◆ TASK DIRECTIONS
Copy each line exactly. Leave nothing out.

◆ DATA PROVIDED
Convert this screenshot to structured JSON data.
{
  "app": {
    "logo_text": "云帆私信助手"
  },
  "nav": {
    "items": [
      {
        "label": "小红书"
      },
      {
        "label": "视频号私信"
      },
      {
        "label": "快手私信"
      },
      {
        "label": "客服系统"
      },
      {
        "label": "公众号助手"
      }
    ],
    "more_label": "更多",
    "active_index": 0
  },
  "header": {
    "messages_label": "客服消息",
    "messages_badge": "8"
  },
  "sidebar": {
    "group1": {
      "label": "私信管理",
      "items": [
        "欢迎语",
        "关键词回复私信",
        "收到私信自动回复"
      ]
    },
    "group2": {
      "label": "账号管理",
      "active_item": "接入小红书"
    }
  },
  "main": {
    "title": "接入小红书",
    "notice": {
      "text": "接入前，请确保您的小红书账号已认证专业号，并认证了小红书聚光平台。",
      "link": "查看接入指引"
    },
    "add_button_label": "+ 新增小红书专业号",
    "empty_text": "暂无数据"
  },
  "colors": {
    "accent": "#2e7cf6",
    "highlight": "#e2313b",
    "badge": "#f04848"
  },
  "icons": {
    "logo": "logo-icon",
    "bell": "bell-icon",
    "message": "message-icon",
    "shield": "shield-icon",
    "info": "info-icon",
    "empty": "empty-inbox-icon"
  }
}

◆ SOLUTION BELOW
Convert this screenshot to structured JSON data.
{
  "app": {
    "logo_text": "云帆私信助手"
  },
  "nav": {
    "items": [
      {
        "label": "小红书"
      },
      {
        "label": "视频号私信"
      },
      {
        "label": "快手私信"
      },
      {
        "label": "客服系统"
      },
      {
        "label": "公众号助手"
      }
    ],
    "more_label": "更多",
    "active_index": 0
  },
  "header": {
    "messages_label": "客服消息",
    "messages_badge": "8"
  },
  "sidebar": {
    "group1": {
      "label": "私信管理",
      "items": [
        "欢迎语",
        "关键词回复私信",
        "收到私信自动回复"
      ]
    },
    "group2": {
      "label": "账号管理",
      "active_item": "接入小红书"
    }
  },
  "main": {
    "title": "接入小红书",
    "notice": {
      "text": "接入前，请确保您的小红书账号已认证专业号，并认证了小红书聚光平台。",
      "link": "查看接入指引"
    },
    "add_button_label": "+ 新增小红书专业号",
    "empty_text": "暂无数据"
  },
  "colors": {
    "accent": "#2e7cf6",
    "highlight": "#e2313b",
    "badge": "#f04848"
  },
  "icons": {
    "logo": "logo-icon",
    "bell": "bell-icon",
    "message": "message-icon",
    "shield": "shield-icon",
    "info": "info-icon",
    "empty": "empty-inbox-icon"
  }
}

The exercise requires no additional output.